* WHAT THE TASK REQUIRES: Write the material out again exactly as it stands.

Dataset listings of figures

►

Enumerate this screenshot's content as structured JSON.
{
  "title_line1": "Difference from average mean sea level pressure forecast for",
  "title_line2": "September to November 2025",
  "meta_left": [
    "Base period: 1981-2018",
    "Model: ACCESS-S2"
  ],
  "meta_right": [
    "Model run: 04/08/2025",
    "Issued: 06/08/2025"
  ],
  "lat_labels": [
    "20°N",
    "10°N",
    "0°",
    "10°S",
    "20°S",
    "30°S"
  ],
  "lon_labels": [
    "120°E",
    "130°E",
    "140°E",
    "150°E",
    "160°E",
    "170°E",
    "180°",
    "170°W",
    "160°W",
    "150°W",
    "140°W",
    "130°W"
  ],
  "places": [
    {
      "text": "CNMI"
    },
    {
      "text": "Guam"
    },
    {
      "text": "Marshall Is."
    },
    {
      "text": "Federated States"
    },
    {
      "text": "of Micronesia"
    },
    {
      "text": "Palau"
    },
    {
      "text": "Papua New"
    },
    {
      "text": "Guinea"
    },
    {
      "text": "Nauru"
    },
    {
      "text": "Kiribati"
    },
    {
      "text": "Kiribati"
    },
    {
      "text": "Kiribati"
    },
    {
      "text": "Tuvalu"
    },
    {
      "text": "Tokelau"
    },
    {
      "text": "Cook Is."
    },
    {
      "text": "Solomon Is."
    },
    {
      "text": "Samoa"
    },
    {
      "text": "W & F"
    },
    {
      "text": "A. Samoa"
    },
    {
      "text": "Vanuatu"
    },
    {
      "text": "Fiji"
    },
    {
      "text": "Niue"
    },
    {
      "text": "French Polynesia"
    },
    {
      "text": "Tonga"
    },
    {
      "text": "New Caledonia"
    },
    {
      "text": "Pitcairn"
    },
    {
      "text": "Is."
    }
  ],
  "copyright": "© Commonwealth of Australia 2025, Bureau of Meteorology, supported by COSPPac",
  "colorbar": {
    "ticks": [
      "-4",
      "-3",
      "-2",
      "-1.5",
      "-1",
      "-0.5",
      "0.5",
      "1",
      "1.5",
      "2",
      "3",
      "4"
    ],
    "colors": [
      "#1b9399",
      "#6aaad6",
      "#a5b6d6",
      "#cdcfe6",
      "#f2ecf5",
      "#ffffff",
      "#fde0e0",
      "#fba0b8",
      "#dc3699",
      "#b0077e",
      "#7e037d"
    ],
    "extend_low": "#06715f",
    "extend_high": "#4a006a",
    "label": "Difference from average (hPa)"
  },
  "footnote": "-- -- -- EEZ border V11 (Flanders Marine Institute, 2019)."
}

◄

* TASK SOLUTION:
Enumerate this screenshot's content as structured JSON.
{
  "title_line1": "Difference from average mean sea level pressure forecast for",
  "title_line2": "September to November 2025",
  "meta_left": [
    "Base period: 1981-2018",
    "Model: ACCESS-S2"
  ],
  "meta_right": [
    "Model run: 04/08/2025",
    "Issued: 06/08/2025"
  ],
  "lat_labels": [
    "20°N",
    "10°N",
    "0°",
    "10°S",
    "20°S",
    "30°S"
  ],
  "lon_labels": [
    "120°E",
    "130°E",
    "140°E",
    "150°E",
    "160°E",
    "170°E",
    "180°",
    "170°W",
    "160°W",
    "150°W",
    "140°W",
    "130°W"
  ],
  "places": [
    {
      "text": "CNMI"
    },
    {
      "text": "Guam"
    },
    {
      "text": "Marshall Is."
    },
    {
      "text": "Federated States"
    },
    {
      "text": "of Micronesia"
    },
    {
      "text": "Palau"
    },
    {
      "text": "Papua New"
    },
    {
      "text": "Guinea"
    },
    {
      "text": "Nauru"
    },
    {
      "text": "Kiribati"
    },
    {
      "text": "Kiribati"
    },
    {
      "text": "Kiribati"
    },
    {
      "text": "Tuvalu"
    },
    {
      "text": "Tokelau"
    },
    {
      "text": "Cook Is."
    },
    {
      "text": "Solomon Is."
    },
    {
      "text": "Samoa"
    },
    {
      "text": "W & F"
    },
    {
      "text": "A. Samoa"
    },
    {
      "text": "Vanuatu"
    },
    {
      "text": "Fiji"
    },
    {
      "text": "Niue"
    },
    {
      "text": "French Polynesia"
    },
    {
      "text": "Tonga"
    },
    {
      "text": "New Caledonia"
    },
    {
      "text": "Pitcairn"
    },
    {
      "text": "Is."
    }
  ],
  "copyright": "© Commonwealth of Australia 2025, Bureau of Meteorology, supported by COSPPac",
  "colorbar": {
    "ticks": [
      "-4",
      "-3",
      "-2",
      "-1.5",
      "-1",
      "-0.5",
      "0.5",
      "1",
      "1.5",
      "2",
      "3",
      "4"
    ],
    "colors": [
      "#1b9399",
      "#6aaad6",
      "#a5b6d6",
      "#cdcfe6",
      "#f2ecf5",
      "#ffffff",
      "#fde0e0",
      "#fba0b8",
      "#dc3699",
      "#b0077e",
      "#7e037d"
    ],
    "extend_low": "#06715f",
    "extend_high": "#4a006a",
    "label": "Difference from average (hPa)"
  },
  "footnote": "-- -- -- EEZ border V11 (Flanders Marine Institute, 2019)."
}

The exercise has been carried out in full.